▶ _Information shown_:
======
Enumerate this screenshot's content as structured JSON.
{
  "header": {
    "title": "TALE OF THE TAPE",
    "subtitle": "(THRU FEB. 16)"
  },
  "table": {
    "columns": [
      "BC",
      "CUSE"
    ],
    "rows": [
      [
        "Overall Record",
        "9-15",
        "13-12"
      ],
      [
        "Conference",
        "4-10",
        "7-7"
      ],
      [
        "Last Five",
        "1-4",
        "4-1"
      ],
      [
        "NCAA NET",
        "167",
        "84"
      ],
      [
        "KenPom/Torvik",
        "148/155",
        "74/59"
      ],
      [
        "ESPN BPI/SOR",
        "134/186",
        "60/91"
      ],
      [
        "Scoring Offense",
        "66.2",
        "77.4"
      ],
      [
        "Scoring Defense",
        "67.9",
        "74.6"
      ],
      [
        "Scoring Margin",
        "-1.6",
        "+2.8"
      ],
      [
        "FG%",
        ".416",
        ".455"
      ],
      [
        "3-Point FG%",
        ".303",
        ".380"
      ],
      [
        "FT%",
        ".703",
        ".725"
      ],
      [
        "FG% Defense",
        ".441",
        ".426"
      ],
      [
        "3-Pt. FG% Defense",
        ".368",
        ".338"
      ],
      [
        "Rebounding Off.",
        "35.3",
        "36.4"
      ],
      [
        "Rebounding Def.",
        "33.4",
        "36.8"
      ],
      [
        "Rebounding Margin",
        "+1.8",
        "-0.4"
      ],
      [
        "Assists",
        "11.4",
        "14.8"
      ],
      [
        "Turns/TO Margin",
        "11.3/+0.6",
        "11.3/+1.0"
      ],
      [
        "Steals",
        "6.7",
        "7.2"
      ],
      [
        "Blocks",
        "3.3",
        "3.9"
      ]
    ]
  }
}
======
▶ _Written request_:
In the records above, find the lines containing "Scoring" and copy them.

▶ _Response_:
        "Scoring Offense",
        "Scoring Defense",
        "Scoring Margin",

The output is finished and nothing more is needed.